SET PROBLEM:
With the images removed, repeat the data below exactly.

DATA ENTRIES:
::::

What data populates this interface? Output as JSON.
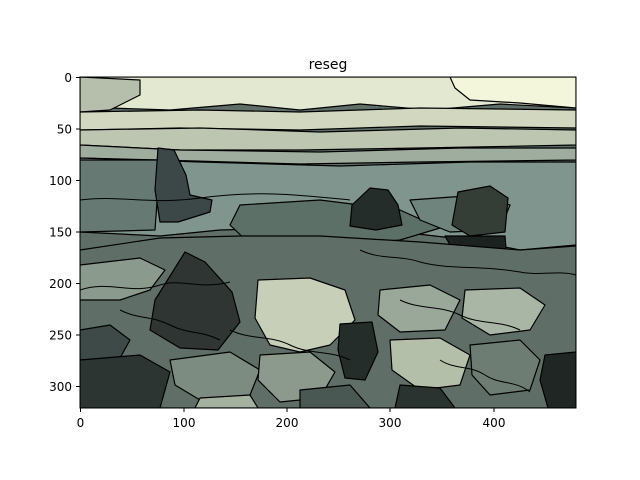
{
  "title": "reseg",
  "axes": {
    "x_ticks": [
      "0",
      "100",
      "200",
      "300",
      "400"
    ],
    "y_ticks": [
      "0",
      "50",
      "100",
      "150",
      "200",
      "250",
      "300"
    ],
    "xlim": [
      0,
      480
    ],
    "ylim": [
      320,
      0
    ]
  },
  "image_description_colors": {
    "sky": "#e9eed6",
    "upper_band": "#cfd6bf",
    "sea": "#7f958d",
    "dark_rock": "#2c3532",
    "light_rock": "#c7cfb9",
    "mid_rock": "#5f6f68"
  }
}
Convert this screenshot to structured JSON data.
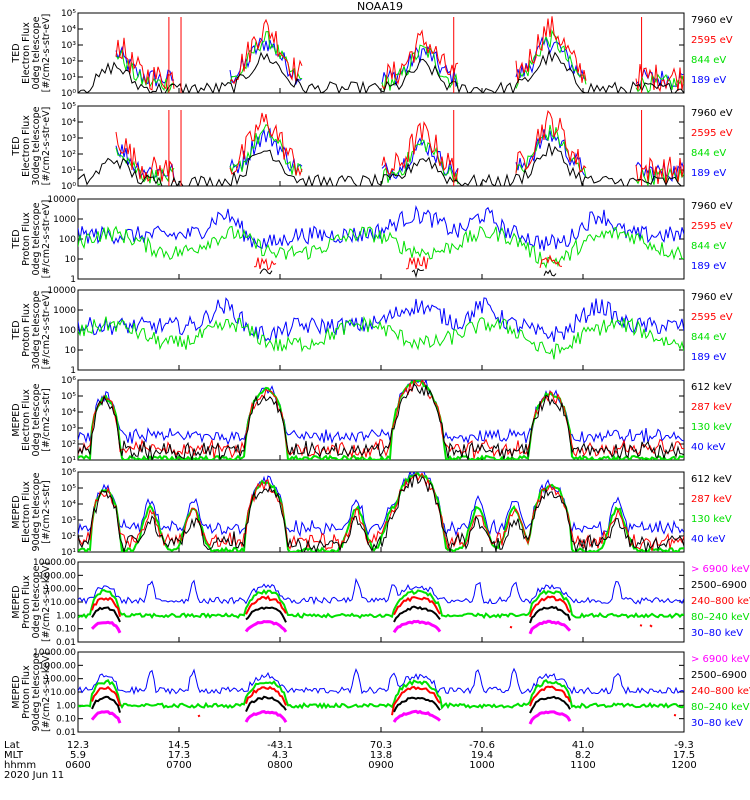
{
  "title": "NOAA19",
  "date_label": "2020 Jun 11",
  "colors": {
    "black": "#000000",
    "red": "#ff0000",
    "green": "#00e000",
    "blue": "#0000ff",
    "magenta": "#ff00ff"
  },
  "chart_data": [
    {
      "type": "line",
      "ylabel": [
        "TED",
        "Electron Flux",
        "0deg telescope",
        "[#/cm2-s-str-eV]"
      ],
      "log": true,
      "ylim": [
        1,
        100000
      ],
      "ytick_labels": [
        "10⁰",
        "10¹",
        "10²",
        "10³",
        "10⁴",
        "10⁵"
      ],
      "legend": [
        {
          "name": "7960 eV",
          "color": "black"
        },
        {
          "name": "2595 eV",
          "color": "red"
        },
        {
          "name": "844 eV",
          "color": "green"
        },
        {
          "name": "189 eV",
          "color": "blue"
        }
      ],
      "peaks": [
        {
          "x": 0.31,
          "level": 2.3
        },
        {
          "x": 0.78,
          "level": 2.4
        }
      ]
    },
    {
      "type": "line",
      "ylabel": [
        "TED",
        "Electron Flux",
        "30deg telescope",
        "[#/cm2-s-str-eV]"
      ],
      "log": true,
      "ylim": [
        1,
        100000
      ],
      "ytick_labels": [
        "10⁰",
        "10¹",
        "10²",
        "10³",
        "10⁴",
        "10⁵"
      ],
      "legend": [
        {
          "name": "7960 eV",
          "color": "black"
        },
        {
          "name": "2595 eV",
          "color": "red"
        },
        {
          "name": "844 eV",
          "color": "green"
        },
        {
          "name": "189 eV",
          "color": "blue"
        }
      ],
      "peaks": [
        {
          "x": 0.31,
          "level": 2.4
        },
        {
          "x": 0.78,
          "level": 2.5
        }
      ]
    },
    {
      "type": "line",
      "ylabel": [
        "TED",
        "Proton Flux",
        "0deg telescope",
        "[#/cm2-s-str-eV]"
      ],
      "log": true,
      "ylim": [
        1,
        10000
      ],
      "ytick_labels": [
        "1",
        "10",
        "100",
        "1000",
        "10000"
      ],
      "legend": [
        {
          "name": "7960 eV",
          "color": "black"
        },
        {
          "name": "2595 eV",
          "color": "red"
        },
        {
          "name": "844 eV",
          "color": "green"
        },
        {
          "name": "189 eV",
          "color": "blue"
        }
      ]
    },
    {
      "type": "line",
      "ylabel": [
        "TED",
        "Proton Flux",
        "30deg telescope",
        "[#/cm2-s-str-eV]"
      ],
      "log": true,
      "ylim": [
        1,
        10000
      ],
      "ytick_labels": [
        "1",
        "10",
        "100",
        "1000",
        "10000"
      ],
      "legend": [
        {
          "name": "7960 eV",
          "color": "black"
        },
        {
          "name": "2595 eV",
          "color": "red"
        },
        {
          "name": "844 eV",
          "color": "green"
        },
        {
          "name": "189 eV",
          "color": "blue"
        }
      ]
    },
    {
      "type": "line",
      "ylabel": [
        "MEPED",
        "Electron Flux",
        "0deg telescope",
        "[#/cm2-s-str]"
      ],
      "log": true,
      "ylim": [
        10,
        1000000
      ],
      "ytick_labels": [
        "10¹",
        "10²",
        "10³",
        "10⁴",
        "10⁵",
        "10⁶"
      ],
      "legend": [
        {
          "name": "612 keV",
          "color": "black"
        },
        {
          "name": "287 keV",
          "color": "red"
        },
        {
          "name": "130 keV",
          "color": "green"
        },
        {
          "name": "40 keV",
          "color": "blue"
        }
      ]
    },
    {
      "type": "line",
      "ylabel": [
        "MEPED",
        "Electron Flux",
        "90deg telescope",
        "[#/cm2-s-str]"
      ],
      "log": true,
      "ylim": [
        10,
        1000000
      ],
      "ytick_labels": [
        "10¹",
        "10²",
        "10³",
        "10⁴",
        "10⁵",
        "10⁶"
      ],
      "legend": [
        {
          "name": "612 keV",
          "color": "black"
        },
        {
          "name": "287 keV",
          "color": "red"
        },
        {
          "name": "130 keV",
          "color": "green"
        },
        {
          "name": "40 keV",
          "color": "blue"
        }
      ]
    },
    {
      "type": "line",
      "ylabel": [
        "MEPED",
        "Proton Flux",
        "0deg telescope",
        "[#/cm2-s-sr-keV]"
      ],
      "log": true,
      "ylim": [
        0.01,
        10000
      ],
      "ytick_labels": [
        "0.01",
        "0.10",
        "1.00",
        "10.00",
        "100.00",
        "1000.00",
        "10000.00"
      ],
      "legend": [
        {
          "name": "> 6900 keV",
          "color": "magenta"
        },
        {
          "name": "2500–6900",
          "color": "black"
        },
        {
          "name": "240–800 keV",
          "color": "red"
        },
        {
          "name": "80–240 keV",
          "color": "green"
        },
        {
          "name": "30–80 keV",
          "color": "blue"
        }
      ]
    },
    {
      "type": "line",
      "ylabel": [
        "MEPED",
        "Proton Flux",
        "90deg telescope",
        "[#/cm2-s-sr-keV]"
      ],
      "log": true,
      "ylim": [
        0.01,
        10000
      ],
      "ytick_labels": [
        "0.01",
        "0.10",
        "1.00",
        "10.00",
        "100.00",
        "1000.00",
        "10000.00"
      ],
      "legend": [
        {
          "name": "> 6900 keV",
          "color": "magenta"
        },
        {
          "name": "2500–6900",
          "color": "black"
        },
        {
          "name": "240–800 keV",
          "color": "red"
        },
        {
          "name": "80–240 keV",
          "color": "green"
        },
        {
          "name": "30–80 keV",
          "color": "blue"
        }
      ]
    }
  ],
  "x_axis": {
    "row_labels": [
      "Lat",
      "MLT",
      "hhmm",
      "2020 Jun 11"
    ],
    "ticks": [
      {
        "lat": "12.3",
        "mlt": "5.9",
        "time": "0600"
      },
      {
        "lat": "14.5",
        "mlt": "17.3",
        "time": "0700"
      },
      {
        "lat": "-43.1",
        "mlt": "4.3",
        "time": "0800"
      },
      {
        "lat": "70.3",
        "mlt": "13.8",
        "time": "0900"
      },
      {
        "lat": "-70.6",
        "mlt": "19.4",
        "time": "1000"
      },
      {
        "lat": "41.0",
        "mlt": "8.2",
        "time": "1100"
      },
      {
        "lat": "-9.3",
        "mlt": "17.5",
        "time": "1200"
      }
    ]
  }
}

::::

EXERCISE ANSWER:
What data populates this interface? Output as JSON.
{
  "title": "reseg",
  "axes": {
    "x_ticks": [
      "0",
      "100",
      "200",
      "300",
      "400"
    ],
    "y_ticks": [
      "0",
      "50",
      "100",
      "150",
      "200",
      "250",
      "300"
    ],
    "xlim": [
      0,
      480
    ],
    "ylim": [
      320,
      0
    ]
  },
  "image_description_colors": {
    "sky": "#e9eed6",
    "upper_band": "#cfd6bf",
    "sea": "#7f958d",
    "dark_rock": "#2c3532",
    "light_rock": "#c7cfb9",
    "mid_rock": "#5f6f68"
  }
}
Convert this screenshot to structured JSON data.
{
  "title": "NOAA19",
  "date_label": "2020 Jun 11",
  "colors": {
    "black": "#000000",
    "red": "#ff0000",
    "green": "#00e000",
    "blue": "#0000ff",
    "magenta": "#ff00ff"
  },
  "chart_data": [
    {
      "type": "line",
      "ylabel": [
        "TED",
        "Electron Flux",
        "0deg telescope",
        "[#/cm2-s-str-eV]"
      ],
      "log": true,
      "ylim": [
        1,
        100000
      ],
      "ytick_labels": [
        "10⁰",
        "10¹",
        "10²",
        "10³",
        "10⁴",
        "10⁵"
      ],
      "legend": [
        {
          "name": "7960 eV",
          "color": "black"
        },
        {
          "name": "2595 eV",
          "color": "red"
        },
        {
          "name": "844 eV",
          "color": "green"
        },
        {
          "name": "189 eV",
          "color": "blue"
        }
      ],
      "peaks": [
        {
          "x": 0.31,
          "level": 2.3
        },
        {
          "x": 0.78,
          "level": 2.4
        }
      ]
    },
    {
      "type": "line",
      "ylabel": [
        "TED",
        "Electron Flux",
        "30deg telescope",
        "[#/cm2-s-str-eV]"
      ],
      "log": true,
      "ylim": [
        1,
        100000
      ],
      "ytick_labels": [
        "10⁰",
        "10¹",
        "10²",
        "10³",
        "10⁴",
        "10⁵"
      ],
      "legend": [
        {
          "name": "7960 eV",
          "color": "black"
        },
        {
          "name": "2595 eV",
          "color": "red"
        },
        {
          "name": "844 eV",
          "color": "green"
        },
        {
          "name": "189 eV",
          "color": "blue"
        }
      ],
      "peaks": [
        {
          "x": 0.31,
          "level": 2.4
        },
        {
          "x": 0.78,
          "level": 2.5
        }
      ]
    },
    {
      "type": "line",
      "ylabel": [
        "TED",
        "Proton Flux",
        "0deg telescope",
        "[#/cm2-s-str-eV]"
      ],
      "log": true,
      "ylim": [
        1,
        10000
      ],
      "ytick_labels": [
        "1",
        "10",
        "100",
        "1000",
        "10000"
      ],
      "legend": [
        {
          "name": "7960 eV",
          "color": "black"
        },
        {
          "name": "2595 eV",
          "color": "red"
        },
        {
          "name": "844 eV",
          "color": "green"
        },
        {
          "name": "189 eV",
          "color": "blue"
        }
      ]
    },
    {
      "type": "line",
      "ylabel": [
        "TED",
        "Proton Flux",
        "30deg telescope",
        "[#/cm2-s-str-eV]"
      ],
      "log": true,
      "ylim": [
        1,
        10000
      ],
      "ytick_labels": [
        "1",
        "10",
        "100",
        "1000",
        "10000"
      ],
      "legend": [
        {
          "name": "7960 eV",
          "color": "black"
        },
        {
          "name": "2595 eV",
          "color": "red"
        },
        {
          "name": "844 eV",
          "color": "green"
        },
        {
          "name": "189 eV",
          "color": "blue"
        }
      ]
    },
    {
      "type": "line",
      "ylabel": [
        "MEPED",
        "Electron Flux",
        "0deg telescope",
        "[#/cm2-s-str]"
      ],
      "log": true,
      "ylim": [
        10,
        1000000
      ],
      "ytick_labels": [
        "10¹",
        "10²",
        "10³",
        "10⁴",
        "10⁵",
        "10⁶"
      ],
      "legend": [
        {
          "name": "612 keV",
          "color": "black"
        },
        {
          "name": "287 keV",
          "color": "red"
        },
        {
          "name": "130 keV",
          "color": "green"
        },
        {
          "name": "40 keV",
          "color": "blue"
        }
      ]
    },
    {
      "type": "line",
      "ylabel": [
        "MEPED",
        "Electron Flux",
        "90deg telescope",
        "[#/cm2-s-str]"
      ],
      "log": true,
      "ylim": [
        10,
        1000000
      ],
      "ytick_labels": [
        "10¹",
        "10²",
        "10³",
        "10⁴",
        "10⁵",
        "10⁶"
      ],
      "legend": [
        {
          "name": "612 keV",
          "color": "black"
        },
        {
          "name": "287 keV",
          "color": "red"
        },
        {
          "name": "130 keV",
          "color": "green"
        },
        {
          "name": "40 keV",
          "color": "blue"
        }
      ]
    },
    {
      "type": "line",
      "ylabel": [
        "MEPED",
        "Proton Flux",
        "0deg telescope",
        "[#/cm2-s-sr-keV]"
      ],
      "log": true,
      "ylim": [
        0.01,
        10000
      ],
      "ytick_labels": [
        "0.01",
        "0.10",
        "1.00",
        "10.00",
        "100.00",
        "1000.00",
        "10000.00"
      ],
      "legend": [
        {
          "name": "> 6900 keV",
          "color": "magenta"
        },
        {
          "name": "2500–6900",
          "color": "black"
        },
        {
          "name": "240–800 keV",
          "color": "red"
        },
        {
          "name": "80–240 keV",
          "color": "green"
        },
        {
          "name": "30–80 keV",
          "color": "blue"
        }
      ]
    },
    {
      "type": "line",
      "ylabel": [
        "MEPED",
        "Proton Flux",
        "90deg telescope",
        "[#/cm2-s-sr-keV]"
      ],
      "log": true,
      "ylim": [
        0.01,
        10000
      ],
      "ytick_labels": [
        "0.01",
        "0.10",
        "1.00",
        "10.00",
        "100.00",
        "1000.00",
        "10000.00"
      ],
      "legend": [
        {
          "name": "> 6900 keV",
          "color": "magenta"
        },
        {
          "name": "2500–6900",
          "color": "black"
        },
        {
          "name": "240–800 keV",
          "color": "red"
        },
        {
          "name": "80–240 keV",
          "color": "green"
        },
        {
          "name": "30–80 keV",
          "color": "blue"
        }
      ]
    }
  ],
  "x_axis": {
    "row_labels": [
      "Lat",
      "MLT",
      "hhmm",
      "2020 Jun 11"
    ],
    "ticks": [
      {
        "lat": "12.3",
        "mlt": "5.9",
        "time": "0600"
      },
      {
        "lat": "14.5",
        "mlt": "17.3",
        "time": "0700"
      },
      {
        "lat": "-43.1",
        "mlt": "4.3",
        "time": "0800"
      },
      {
        "lat": "70.3",
        "mlt": "13.8",
        "time": "0900"
      },
      {
        "lat": "-70.6",
        "mlt": "19.4",
        "time": "1000"
      },
      {
        "lat": "41.0",
        "mlt": "8.2",
        "time": "1100"
      },
      {
        "lat": "-9.3",
        "mlt": "17.5",
        "time": "1200"
      }
    ]
  }
}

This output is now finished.